## What is needed
From the records below, copy every line that contains the word "市販のウェットフード".

Recorded data

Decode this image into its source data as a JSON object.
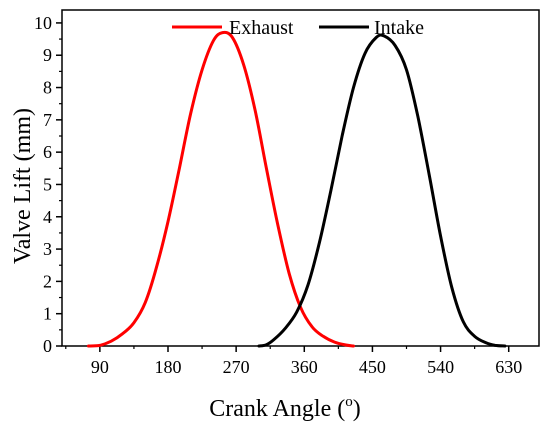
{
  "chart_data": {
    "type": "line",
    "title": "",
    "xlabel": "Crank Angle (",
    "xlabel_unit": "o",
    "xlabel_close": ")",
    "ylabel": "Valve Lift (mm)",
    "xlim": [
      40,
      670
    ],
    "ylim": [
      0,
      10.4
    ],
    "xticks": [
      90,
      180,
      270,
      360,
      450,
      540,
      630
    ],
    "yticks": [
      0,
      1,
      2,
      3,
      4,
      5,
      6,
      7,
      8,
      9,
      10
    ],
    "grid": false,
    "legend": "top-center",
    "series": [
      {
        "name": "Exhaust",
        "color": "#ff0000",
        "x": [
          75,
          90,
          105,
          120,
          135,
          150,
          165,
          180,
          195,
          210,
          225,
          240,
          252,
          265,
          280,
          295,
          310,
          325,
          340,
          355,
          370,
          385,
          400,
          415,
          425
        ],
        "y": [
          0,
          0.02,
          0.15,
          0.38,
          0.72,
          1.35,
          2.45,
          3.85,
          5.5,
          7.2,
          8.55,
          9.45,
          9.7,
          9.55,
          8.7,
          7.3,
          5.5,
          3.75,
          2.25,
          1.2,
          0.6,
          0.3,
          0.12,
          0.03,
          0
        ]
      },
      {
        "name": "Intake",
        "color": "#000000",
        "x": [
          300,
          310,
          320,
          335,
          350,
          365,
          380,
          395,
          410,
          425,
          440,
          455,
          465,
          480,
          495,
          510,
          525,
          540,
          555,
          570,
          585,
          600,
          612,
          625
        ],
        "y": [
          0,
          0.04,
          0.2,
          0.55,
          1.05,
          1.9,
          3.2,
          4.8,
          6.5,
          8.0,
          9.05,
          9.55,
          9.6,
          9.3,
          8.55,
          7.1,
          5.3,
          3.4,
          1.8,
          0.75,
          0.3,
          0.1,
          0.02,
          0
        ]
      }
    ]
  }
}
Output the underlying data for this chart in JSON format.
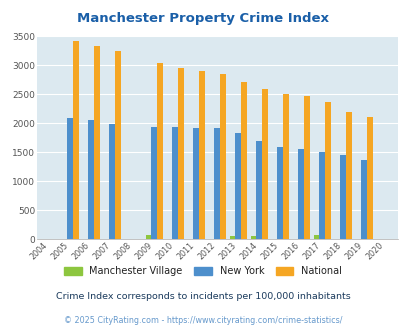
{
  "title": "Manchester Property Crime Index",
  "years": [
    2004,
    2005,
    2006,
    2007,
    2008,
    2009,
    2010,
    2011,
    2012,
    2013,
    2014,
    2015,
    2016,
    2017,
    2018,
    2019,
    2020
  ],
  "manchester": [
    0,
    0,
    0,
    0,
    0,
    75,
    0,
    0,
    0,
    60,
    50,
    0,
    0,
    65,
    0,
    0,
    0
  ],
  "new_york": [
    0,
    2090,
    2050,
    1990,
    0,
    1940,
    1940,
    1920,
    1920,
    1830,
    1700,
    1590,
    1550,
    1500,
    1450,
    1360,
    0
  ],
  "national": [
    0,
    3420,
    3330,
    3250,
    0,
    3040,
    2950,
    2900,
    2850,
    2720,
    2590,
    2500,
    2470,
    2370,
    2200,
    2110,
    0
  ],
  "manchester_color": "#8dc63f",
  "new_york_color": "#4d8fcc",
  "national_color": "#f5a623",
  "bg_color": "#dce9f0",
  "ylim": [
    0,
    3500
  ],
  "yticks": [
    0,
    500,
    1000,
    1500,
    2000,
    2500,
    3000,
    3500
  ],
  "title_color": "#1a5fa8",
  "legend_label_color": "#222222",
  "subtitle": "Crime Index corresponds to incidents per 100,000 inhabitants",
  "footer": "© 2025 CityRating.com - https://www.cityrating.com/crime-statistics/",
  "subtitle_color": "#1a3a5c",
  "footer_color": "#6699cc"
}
* * *
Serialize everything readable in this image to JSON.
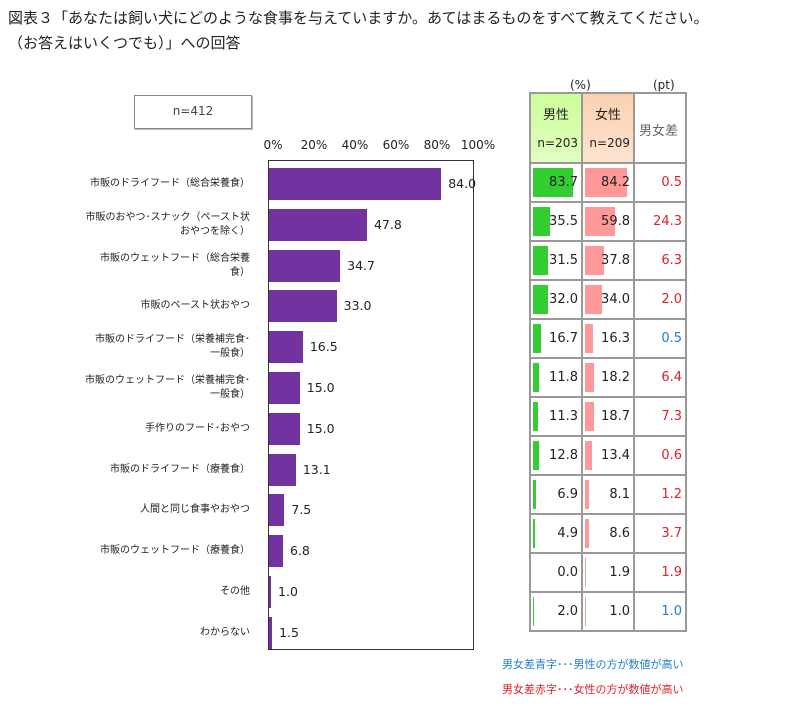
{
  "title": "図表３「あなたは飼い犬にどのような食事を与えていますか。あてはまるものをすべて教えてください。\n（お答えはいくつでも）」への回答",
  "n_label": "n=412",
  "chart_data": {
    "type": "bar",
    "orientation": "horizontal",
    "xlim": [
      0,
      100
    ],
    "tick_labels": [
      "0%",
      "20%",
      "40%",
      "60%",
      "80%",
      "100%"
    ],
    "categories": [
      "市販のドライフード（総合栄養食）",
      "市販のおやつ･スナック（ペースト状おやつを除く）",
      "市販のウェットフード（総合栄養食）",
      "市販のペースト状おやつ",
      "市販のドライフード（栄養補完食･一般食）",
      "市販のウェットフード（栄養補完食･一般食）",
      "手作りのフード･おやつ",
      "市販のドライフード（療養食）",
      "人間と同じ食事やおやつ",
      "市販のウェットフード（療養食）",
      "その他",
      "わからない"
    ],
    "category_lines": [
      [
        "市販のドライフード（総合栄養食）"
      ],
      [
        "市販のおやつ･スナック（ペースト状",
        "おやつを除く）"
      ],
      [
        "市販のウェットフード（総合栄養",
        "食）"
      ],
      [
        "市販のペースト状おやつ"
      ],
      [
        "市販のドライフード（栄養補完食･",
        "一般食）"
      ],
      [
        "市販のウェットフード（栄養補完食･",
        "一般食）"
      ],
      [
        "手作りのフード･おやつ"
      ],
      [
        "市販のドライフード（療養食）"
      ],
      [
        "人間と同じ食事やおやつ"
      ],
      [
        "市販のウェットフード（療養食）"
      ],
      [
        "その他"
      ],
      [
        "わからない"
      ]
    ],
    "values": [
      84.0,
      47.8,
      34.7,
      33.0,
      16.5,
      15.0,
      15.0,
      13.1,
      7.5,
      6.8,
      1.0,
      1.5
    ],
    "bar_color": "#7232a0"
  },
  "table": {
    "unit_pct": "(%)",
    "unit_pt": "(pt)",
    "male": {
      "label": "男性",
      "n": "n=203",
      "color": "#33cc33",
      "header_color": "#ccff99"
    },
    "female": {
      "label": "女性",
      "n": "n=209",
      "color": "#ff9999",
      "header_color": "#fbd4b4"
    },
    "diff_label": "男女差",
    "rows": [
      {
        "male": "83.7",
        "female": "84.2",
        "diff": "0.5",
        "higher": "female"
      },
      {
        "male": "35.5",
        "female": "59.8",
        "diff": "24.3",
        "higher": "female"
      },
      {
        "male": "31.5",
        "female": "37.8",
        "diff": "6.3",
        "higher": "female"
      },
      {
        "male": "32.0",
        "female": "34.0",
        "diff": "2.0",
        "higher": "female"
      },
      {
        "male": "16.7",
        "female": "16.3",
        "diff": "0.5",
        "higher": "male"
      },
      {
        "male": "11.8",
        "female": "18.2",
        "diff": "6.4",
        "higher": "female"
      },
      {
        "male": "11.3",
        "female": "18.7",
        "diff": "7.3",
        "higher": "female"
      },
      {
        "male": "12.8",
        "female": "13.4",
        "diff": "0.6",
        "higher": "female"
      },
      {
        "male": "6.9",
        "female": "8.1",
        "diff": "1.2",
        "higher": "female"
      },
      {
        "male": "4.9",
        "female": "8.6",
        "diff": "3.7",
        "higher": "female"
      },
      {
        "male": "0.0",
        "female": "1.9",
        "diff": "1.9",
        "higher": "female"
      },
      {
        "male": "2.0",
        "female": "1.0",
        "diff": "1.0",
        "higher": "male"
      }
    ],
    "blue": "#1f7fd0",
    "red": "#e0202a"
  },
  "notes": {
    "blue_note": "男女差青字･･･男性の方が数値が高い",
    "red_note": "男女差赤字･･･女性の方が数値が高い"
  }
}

## Complete output
      "市販のウェットフード（総合栄養食）",
      "市販のウェットフード（栄養補完食･一般食）",
      "市販のウェットフード（療養食）",
        "市販のウェットフード（総合栄養",
        "市販のウェットフード（栄養補完食･",
        "市販のウェットフード（療養食）"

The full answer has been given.